─── Input material
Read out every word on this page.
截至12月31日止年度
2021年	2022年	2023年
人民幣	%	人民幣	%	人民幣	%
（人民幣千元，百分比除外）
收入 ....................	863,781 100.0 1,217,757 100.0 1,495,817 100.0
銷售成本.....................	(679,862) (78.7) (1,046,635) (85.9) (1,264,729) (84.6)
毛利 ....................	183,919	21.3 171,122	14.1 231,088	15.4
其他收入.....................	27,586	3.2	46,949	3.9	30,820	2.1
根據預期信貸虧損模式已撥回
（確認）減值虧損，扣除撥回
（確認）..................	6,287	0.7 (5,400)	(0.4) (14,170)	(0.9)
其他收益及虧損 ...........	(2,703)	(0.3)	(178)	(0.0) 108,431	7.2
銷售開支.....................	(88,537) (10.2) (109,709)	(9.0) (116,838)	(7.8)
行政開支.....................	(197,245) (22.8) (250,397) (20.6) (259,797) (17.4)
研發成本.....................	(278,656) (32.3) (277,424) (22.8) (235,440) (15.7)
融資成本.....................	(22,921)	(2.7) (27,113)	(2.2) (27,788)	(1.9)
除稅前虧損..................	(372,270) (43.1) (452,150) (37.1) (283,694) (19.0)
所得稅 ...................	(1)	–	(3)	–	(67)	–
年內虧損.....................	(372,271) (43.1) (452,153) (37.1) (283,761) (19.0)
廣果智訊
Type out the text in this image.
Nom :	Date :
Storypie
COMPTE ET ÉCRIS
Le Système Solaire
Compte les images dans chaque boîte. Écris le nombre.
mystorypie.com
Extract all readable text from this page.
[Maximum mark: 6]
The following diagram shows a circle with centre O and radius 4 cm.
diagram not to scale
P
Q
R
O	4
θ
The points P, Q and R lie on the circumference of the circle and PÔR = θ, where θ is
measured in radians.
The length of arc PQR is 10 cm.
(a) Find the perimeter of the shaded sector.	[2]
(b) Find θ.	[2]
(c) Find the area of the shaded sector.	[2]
──────
Exercise brief:
Copy out exactly the lines running from the line with "Extract all readable text from this page." to the end of the records, inclusive.

Task output:
Extract all readable text from this page.
[Maximum mark: 6]
The following diagram shows a circle with centre O and radius 4 cm.
diagram not to scale
P
Q
R
O	4
θ
The points P, Q and R lie on the circumference of the circle and PÔR = θ, where θ is
measured in radians.
The length of arc PQR is 10 cm.
(a) Find the perimeter of the shaded sector.	[2]
(b) Find θ.	[2]
(c) Find the area of the shaded sector.	[2]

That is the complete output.